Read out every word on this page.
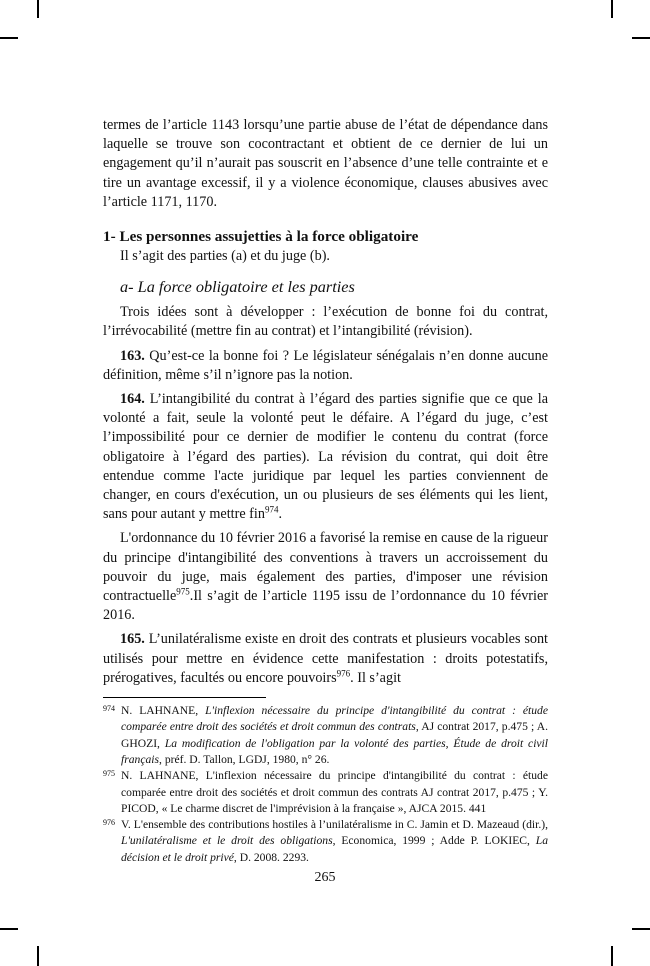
termes de l’article 1143 lorsqu’une partie abuse de l’état de dépendance dans laquelle se trouve son cocontractant et obtient de ce dernier de lui un engagement qu’il n’aurait pas souscrit en l’absence d’une telle contrainte et e tire un avantage excessif, il y a violence économique, clauses abusives avec l’article 1171, 1170.

1- Les personnes assujetties à la force obligatoire

Il s’agit des parties (a) et du juge (b).

a- La force obligatoire et les parties

Trois idées sont à développer : l’exécution de bonne foi du contrat, l’irrévocabilité (mettre fin au contrat) et l’intangibilité (révision).

163. Qu’est-ce la bonne foi ? Le législateur sénégalais n’en donne aucune définition, même s’il n’ignore pas la notion.

164. L’intangibilité du contrat à l’égard des parties signifie que ce que la volonté a fait, seule la volonté peut le défaire. A l’égard du juge, c’est l’impossibilité pour ce dernier de modifier le contenu du contrat (force obligatoire à l’égard des parties). La révision du contrat, qui doit être entendue comme l'acte juridique par lequel les parties conviennent de changer, en cours d'exécution, un ou plusieurs de ses éléments qui les lient, sans pour autant y mettre fin$^{974}$.

L'ordonnance du 10 février 2016 a favorisé la remise en cause de la rigueur du principe d'intangibilité des conventions à travers un accroissement du pouvoir du juge, mais également des parties, d'imposer une révision contractuelle$^{975}$.Il s’agit de l’article 1195 issu de l’ordonnance du 10 février 2016.

165. L’unilatéralisme existe en droit des contrats et plusieurs vocables sont utilisés pour mettre en évidence cette manifestation : droits potestatifs, prérogatives, facultés ou encore pouvoirs$^{976}$. Il s’agit

974 N. LAHNANE, L'inflexion nécessaire du principe d'intangibilité du contrat : étude comparée entre droit des sociétés et droit commun des contrats, AJ contrat 2017, p.475 ; A. GHOZI, La modification de l'obligation par la volonté des parties, Étude de droit civil français, préf. D. Tallon, LGDJ, 1980, n° 26.
975 N. LAHNANE, L'inflexion nécessaire du principe d'intangibilité du contrat : étude comparée entre droit des sociétés et droit commun des contrats AJ contrat 2017, p.475 ; Y. PICOD, « Le charme discret de l'imprévision à la française », AJCA 2015. 441
976 V. L'ensemble des contributions hostiles à l’unilatéralisme in C. Jamin et D. Mazeaud (dir.), L'unilatéralisme et le droit des obligations, Economica, 1999 ; Adde P. LOKIEC, La décision et le droit privé, D. 2008. 2293.
265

◇ ◇ ◇ ◇ ◇ ◇ ◇

REQUEST ▸ Track down every line holding the string "commun" and copy it.

ANSWER TO THE PROBLEM ▸
974 N. LAHNANE, L'inflexion nécessaire du principe d'intangibilité du contrat : étude comparée entre droit des sociétés et droit commun des contrats, AJ contrat 2017, p.475 ; A. GHOZI, La modification de l'obligation par la volonté des parties, Étude de droit civil français, préf. D. Tallon, LGDJ, 1980, n° 26.
975 N. LAHNANE, L'inflexion nécessaire du principe d'intangibilité du contrat : étude comparée entre droit des sociétés et droit commun des contrats AJ contrat 2017, p.475 ; Y. PICOD, « Le charme discret de l'imprévision à la française », AJCA 2015. 441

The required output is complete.